**What to produce:**
Every line of the material below should be repeated exactly.

**Extracted data entries:**
☆ ☆ ☆

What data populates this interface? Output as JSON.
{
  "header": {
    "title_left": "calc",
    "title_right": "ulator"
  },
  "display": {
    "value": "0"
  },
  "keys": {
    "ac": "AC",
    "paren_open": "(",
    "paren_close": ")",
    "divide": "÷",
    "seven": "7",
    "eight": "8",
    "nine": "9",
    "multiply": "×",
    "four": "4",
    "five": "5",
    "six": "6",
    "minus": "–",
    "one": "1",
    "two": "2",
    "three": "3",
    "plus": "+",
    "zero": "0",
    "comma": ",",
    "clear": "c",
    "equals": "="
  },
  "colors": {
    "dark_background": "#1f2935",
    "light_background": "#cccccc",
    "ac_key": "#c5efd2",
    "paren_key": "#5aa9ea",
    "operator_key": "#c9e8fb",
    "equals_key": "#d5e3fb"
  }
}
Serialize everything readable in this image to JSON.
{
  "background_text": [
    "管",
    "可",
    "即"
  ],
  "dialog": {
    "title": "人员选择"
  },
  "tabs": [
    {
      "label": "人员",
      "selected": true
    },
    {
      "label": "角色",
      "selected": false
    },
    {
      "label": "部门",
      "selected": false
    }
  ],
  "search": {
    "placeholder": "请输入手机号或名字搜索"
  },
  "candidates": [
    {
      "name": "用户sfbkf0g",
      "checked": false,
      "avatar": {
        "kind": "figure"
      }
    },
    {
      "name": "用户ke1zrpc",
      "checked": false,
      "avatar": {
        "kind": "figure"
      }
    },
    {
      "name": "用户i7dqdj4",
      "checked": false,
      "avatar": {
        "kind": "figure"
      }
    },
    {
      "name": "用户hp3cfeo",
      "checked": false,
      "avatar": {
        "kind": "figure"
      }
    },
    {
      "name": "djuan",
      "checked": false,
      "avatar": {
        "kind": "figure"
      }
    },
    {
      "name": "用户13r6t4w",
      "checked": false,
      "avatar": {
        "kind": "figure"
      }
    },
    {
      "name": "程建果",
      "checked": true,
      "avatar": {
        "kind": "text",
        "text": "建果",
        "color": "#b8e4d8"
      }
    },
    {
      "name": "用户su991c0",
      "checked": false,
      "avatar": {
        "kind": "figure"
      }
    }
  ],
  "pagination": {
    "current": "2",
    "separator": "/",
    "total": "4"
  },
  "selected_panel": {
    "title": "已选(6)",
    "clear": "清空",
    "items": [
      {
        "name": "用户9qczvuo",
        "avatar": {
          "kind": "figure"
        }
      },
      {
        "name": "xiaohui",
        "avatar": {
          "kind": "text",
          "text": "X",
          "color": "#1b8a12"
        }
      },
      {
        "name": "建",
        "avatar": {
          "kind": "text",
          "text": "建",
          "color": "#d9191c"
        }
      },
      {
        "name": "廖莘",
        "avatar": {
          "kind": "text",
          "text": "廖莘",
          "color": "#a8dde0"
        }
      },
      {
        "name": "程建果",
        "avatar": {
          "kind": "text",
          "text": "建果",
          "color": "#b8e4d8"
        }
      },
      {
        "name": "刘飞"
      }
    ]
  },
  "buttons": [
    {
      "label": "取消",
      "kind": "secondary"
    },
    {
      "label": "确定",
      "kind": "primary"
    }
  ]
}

☆ ☆ ☆

**Result for this exercise:**
What data populates this interface? Output as JSON.
{
  "header": {
    "title_left": "calc",
    "title_right": "ulator"
  },
  "display": {
    "value": "0"
  },
  "keys": {
    "ac": "AC",
    "paren_open": "(",
    "paren_close": ")",
    "divide": "÷",
    "seven": "7",
    "eight": "8",
    "nine": "9",
    "multiply": "×",
    "four": "4",
    "five": "5",
    "six": "6",
    "minus": "–",
    "one": "1",
    "two": "2",
    "three": "3",
    "plus": "+",
    "zero": "0",
    "comma": ",",
    "clear": "c",
    "equals": "="
  },
  "colors": {
    "dark_background": "#1f2935",
    "light_background": "#cccccc",
    "ac_key": "#c5efd2",
    "paren_key": "#5aa9ea",
    "operator_key": "#c9e8fb",
    "equals_key": "#d5e3fb"
  }
}
Serialize everything readable in this image to JSON.
{
  "background_text": [
    "管",
    "可",
    "即"
  ],
  "dialog": {
    "title": "人员选择"
  },
  "tabs": [
    {
      "label": "人员",
      "selected": true
    },
    {
      "label": "角色",
      "selected": false
    },
    {
      "label": "部门",
      "selected": false
    }
  ],
  "search": {
    "placeholder": "请输入手机号或名字搜索"
  },
  "candidates": [
    {
      "name": "用户sfbkf0g",
      "checked": false,
      "avatar": {
        "kind": "figure"
      }
    },
    {
      "name": "用户ke1zrpc",
      "checked": false,
      "avatar": {
        "kind": "figure"
      }
    },
    {
      "name": "用户i7dqdj4",
      "checked": false,
      "avatar": {
        "kind": "figure"
      }
    },
    {
      "name": "用户hp3cfeo",
      "checked": false,
      "avatar": {
        "kind": "figure"
      }
    },
    {
      "name": "djuan",
      "checked": false,
      "avatar": {
        "kind": "figure"
      }
    },
    {
      "name": "用户13r6t4w",
      "checked": false,
      "avatar": {
        "kind": "figure"
      }
    },
    {
      "name": "程建果",
      "checked": true,
      "avatar": {
        "kind": "text",
        "text": "建果",
        "color": "#b8e4d8"
      }
    },
    {
      "name": "用户su991c0",
      "checked": false,
      "avatar": {
        "kind": "figure"
      }
    }
  ],
  "pagination": {
    "current": "2",
    "separator": "/",
    "total": "4"
  },
  "selected_panel": {
    "title": "已选(6)",
    "clear": "清空",
    "items": [
      {
        "name": "用户9qczvuo",
        "avatar": {
          "kind": "figure"
        }
      },
      {
        "name": "xiaohui",
        "avatar": {
          "kind": "text",
          "text": "X",
          "color": "#1b8a12"
        }
      },
      {
        "name": "建",
        "avatar": {
          "kind": "text",
          "text": "建",
          "color": "#d9191c"
        }
      },
      {
        "name": "廖莘",
        "avatar": {
          "kind": "text",
          "text": "廖莘",
          "color": "#a8dde0"
        }
      },
      {
        "name": "程建果",
        "avatar": {
          "kind": "text",
          "text": "建果",
          "color": "#b8e4d8"
        }
      },
      {
        "name": "刘飞"
      }
    ]
  },
  "buttons": [
    {
      "label": "取消",
      "kind": "secondary"
    },
    {
      "label": "确定",
      "kind": "primary"
    }
  ]
}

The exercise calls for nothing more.